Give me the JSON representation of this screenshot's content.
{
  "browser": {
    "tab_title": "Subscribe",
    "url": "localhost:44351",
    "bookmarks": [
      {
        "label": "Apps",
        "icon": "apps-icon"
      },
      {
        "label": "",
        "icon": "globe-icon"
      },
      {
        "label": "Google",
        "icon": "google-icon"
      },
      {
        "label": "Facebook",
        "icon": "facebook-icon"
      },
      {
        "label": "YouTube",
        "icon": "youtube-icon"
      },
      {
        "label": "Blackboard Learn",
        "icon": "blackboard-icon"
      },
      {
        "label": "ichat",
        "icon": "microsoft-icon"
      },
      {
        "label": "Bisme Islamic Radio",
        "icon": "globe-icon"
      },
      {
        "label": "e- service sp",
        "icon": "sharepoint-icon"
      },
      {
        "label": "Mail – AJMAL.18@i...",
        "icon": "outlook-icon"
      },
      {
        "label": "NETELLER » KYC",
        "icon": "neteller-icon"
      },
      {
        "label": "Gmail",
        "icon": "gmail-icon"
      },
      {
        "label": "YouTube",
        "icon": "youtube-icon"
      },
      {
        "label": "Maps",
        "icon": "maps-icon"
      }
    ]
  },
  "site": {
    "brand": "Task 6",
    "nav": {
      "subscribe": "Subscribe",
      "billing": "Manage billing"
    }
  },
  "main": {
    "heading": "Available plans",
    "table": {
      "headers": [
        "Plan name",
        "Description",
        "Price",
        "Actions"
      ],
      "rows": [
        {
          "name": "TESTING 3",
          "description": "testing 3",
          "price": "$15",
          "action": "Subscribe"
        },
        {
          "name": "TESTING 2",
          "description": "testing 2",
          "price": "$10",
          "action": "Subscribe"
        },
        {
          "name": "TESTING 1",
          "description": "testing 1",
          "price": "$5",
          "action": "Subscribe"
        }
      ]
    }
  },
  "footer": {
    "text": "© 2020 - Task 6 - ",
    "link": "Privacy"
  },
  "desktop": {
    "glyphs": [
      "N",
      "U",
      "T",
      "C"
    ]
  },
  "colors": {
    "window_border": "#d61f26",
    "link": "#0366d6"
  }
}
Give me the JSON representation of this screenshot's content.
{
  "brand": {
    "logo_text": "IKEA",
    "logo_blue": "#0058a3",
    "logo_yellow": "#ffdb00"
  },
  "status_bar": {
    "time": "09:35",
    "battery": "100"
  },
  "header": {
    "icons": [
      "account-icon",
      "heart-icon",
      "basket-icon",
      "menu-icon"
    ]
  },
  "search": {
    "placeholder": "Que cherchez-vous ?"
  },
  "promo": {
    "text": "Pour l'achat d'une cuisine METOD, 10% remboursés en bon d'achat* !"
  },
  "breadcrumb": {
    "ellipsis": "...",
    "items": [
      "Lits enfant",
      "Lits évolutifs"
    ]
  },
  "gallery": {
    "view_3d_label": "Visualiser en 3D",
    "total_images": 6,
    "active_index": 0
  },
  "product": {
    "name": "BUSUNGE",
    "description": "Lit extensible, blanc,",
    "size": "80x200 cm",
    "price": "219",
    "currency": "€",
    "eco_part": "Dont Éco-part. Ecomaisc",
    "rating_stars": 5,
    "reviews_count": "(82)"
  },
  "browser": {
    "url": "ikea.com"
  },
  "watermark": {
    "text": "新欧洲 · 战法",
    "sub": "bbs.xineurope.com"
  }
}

◇ ◇ ◇ ◇

◆ What the exercise asks ◆
Output the entries verbatim.

◆ Final answer ◆
Give me the JSON representation of this screenshot's content.
{
  "browser": {
    "tab_title": "Subscribe",
    "url": "localhost:44351",
    "bookmarks": [
      {
        "label": "Apps",
        "icon": "apps-icon"
      },
      {
        "label": "",
        "icon": "globe-icon"
      },
      {
        "label": "Google",
        "icon": "google-icon"
      },
      {
        "label": "Facebook",
        "icon": "facebook-icon"
      },
      {
        "label": "YouTube",
        "icon": "youtube-icon"
      },
      {
        "label": "Blackboard Learn",
        "icon": "blackboard-icon"
      },
      {
        "label": "ichat",
        "icon": "microsoft-icon"
      },
      {
        "label": "Bisme Islamic Radio",
        "icon": "globe-icon"
      },
      {
        "label": "e- service sp",
        "icon": "sharepoint-icon"
      },
      {
        "label": "Mail – AJMAL.18@i...",
        "icon": "outlook-icon"
      },
      {
        "label": "NETELLER » KYC",
        "icon": "neteller-icon"
      },
      {
        "label": "Gmail",
        "icon": "gmail-icon"
      },
      {
        "label": "YouTube",
        "icon": "youtube-icon"
      },
      {
        "label": "Maps",
        "icon": "maps-icon"
      }
    ]
  },
  "site": {
    "brand": "Task 6",
    "nav": {
      "subscribe": "Subscribe",
      "billing": "Manage billing"
    }
  },
  "main": {
    "heading": "Available plans",
    "table": {
      "headers": [
        "Plan name",
        "Description",
        "Price",
        "Actions"
      ],
      "rows": [
        {
          "name": "TESTING 3",
          "description": "testing 3",
          "price": "$15",
          "action": "Subscribe"
        },
        {
          "name": "TESTING 2",
          "description": "testing 2",
          "price": "$10",
          "action": "Subscribe"
        },
        {
          "name": "TESTING 1",
          "description": "testing 1",
          "price": "$5",
          "action": "Subscribe"
        }
      ]
    }
  },
  "footer": {
    "text": "© 2020 - Task 6 - ",
    "link": "Privacy"
  },
  "desktop": {
    "glyphs": [
      "N",
      "U",
      "T",
      "C"
    ]
  },
  "colors": {
    "window_border": "#d61f26",
    "link": "#0366d6"
  }
}
Give me the JSON representation of this screenshot's content.
{
  "brand": {
    "logo_text": "IKEA",
    "logo_blue": "#0058a3",
    "logo_yellow": "#ffdb00"
  },
  "status_bar": {
    "time": "09:35",
    "battery": "100"
  },
  "header": {
    "icons": [
      "account-icon",
      "heart-icon",
      "basket-icon",
      "menu-icon"
    ]
  },
  "search": {
    "placeholder": "Que cherchez-vous ?"
  },
  "promo": {
    "text": "Pour l'achat d'une cuisine METOD, 10% remboursés en bon d'achat* !"
  },
  "breadcrumb": {
    "ellipsis": "...",
    "items": [
      "Lits enfant",
      "Lits évolutifs"
    ]
  },
  "gallery": {
    "view_3d_label": "Visualiser en 3D",
    "total_images": 6,
    "active_index": 0
  },
  "product": {
    "name": "BUSUNGE",
    "description": "Lit extensible, blanc,",
    "size": "80x200 cm",
    "price": "219",
    "currency": "€",
    "eco_part": "Dont Éco-part. Ecomaisc",
    "rating_stars": 5,
    "reviews_count": "(82)"
  },
  "browser": {
    "url": "ikea.com"
  },
  "watermark": {
    "text": "新欧洲 · 战法",
    "sub": "bbs.xineurope.com"
  }
}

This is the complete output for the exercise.